_Excerpted data_
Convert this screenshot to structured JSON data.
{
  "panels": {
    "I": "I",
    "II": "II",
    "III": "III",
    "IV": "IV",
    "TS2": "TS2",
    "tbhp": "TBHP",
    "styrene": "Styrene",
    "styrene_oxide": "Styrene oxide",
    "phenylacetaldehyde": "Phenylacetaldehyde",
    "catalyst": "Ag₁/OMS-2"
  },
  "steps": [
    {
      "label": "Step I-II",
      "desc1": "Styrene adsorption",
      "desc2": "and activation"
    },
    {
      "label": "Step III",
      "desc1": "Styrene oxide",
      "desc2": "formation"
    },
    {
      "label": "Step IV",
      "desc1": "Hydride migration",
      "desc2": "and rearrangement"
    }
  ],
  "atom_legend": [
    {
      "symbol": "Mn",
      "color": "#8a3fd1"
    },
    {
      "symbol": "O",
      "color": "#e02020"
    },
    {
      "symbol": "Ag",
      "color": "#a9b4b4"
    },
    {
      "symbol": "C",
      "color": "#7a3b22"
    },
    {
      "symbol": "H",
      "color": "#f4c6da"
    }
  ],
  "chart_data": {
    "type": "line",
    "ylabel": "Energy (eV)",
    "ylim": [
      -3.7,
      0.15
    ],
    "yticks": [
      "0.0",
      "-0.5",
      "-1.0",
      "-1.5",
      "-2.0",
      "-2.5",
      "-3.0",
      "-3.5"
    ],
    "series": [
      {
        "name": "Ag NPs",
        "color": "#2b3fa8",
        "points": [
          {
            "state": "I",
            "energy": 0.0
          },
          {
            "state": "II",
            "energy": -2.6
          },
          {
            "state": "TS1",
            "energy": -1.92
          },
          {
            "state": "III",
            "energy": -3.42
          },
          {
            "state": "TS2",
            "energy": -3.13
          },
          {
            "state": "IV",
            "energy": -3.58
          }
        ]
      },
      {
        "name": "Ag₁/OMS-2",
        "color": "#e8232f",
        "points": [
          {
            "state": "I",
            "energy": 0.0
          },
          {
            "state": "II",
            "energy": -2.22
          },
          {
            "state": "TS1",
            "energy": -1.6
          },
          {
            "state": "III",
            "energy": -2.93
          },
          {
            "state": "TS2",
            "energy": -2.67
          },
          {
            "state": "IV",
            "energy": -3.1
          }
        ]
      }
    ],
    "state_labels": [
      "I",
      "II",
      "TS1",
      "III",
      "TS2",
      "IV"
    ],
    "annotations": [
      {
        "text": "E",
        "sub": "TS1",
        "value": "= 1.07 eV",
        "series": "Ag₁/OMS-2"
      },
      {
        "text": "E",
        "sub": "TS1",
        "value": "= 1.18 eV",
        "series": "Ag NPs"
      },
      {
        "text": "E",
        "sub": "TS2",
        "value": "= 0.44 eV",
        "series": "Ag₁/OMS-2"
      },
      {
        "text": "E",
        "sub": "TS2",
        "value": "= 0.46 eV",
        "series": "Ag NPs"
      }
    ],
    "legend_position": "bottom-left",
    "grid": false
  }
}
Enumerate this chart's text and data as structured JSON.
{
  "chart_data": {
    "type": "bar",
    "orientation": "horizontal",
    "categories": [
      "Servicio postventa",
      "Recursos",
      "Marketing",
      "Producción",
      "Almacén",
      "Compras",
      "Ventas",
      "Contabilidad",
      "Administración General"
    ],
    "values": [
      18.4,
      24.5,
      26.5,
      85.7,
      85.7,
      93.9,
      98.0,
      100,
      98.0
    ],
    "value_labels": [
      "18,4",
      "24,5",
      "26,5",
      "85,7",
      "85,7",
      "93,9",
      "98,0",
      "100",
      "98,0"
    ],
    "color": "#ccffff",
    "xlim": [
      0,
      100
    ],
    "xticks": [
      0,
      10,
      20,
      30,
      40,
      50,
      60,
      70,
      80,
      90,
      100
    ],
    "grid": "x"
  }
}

_Given instruction_
Extract every line from the records above that contains the word "symbol".

_The reply_
      "symbol": "Mn",
      "symbol": "O",
      "symbol": "Ag",
      "symbol": "C",
      "symbol": "H",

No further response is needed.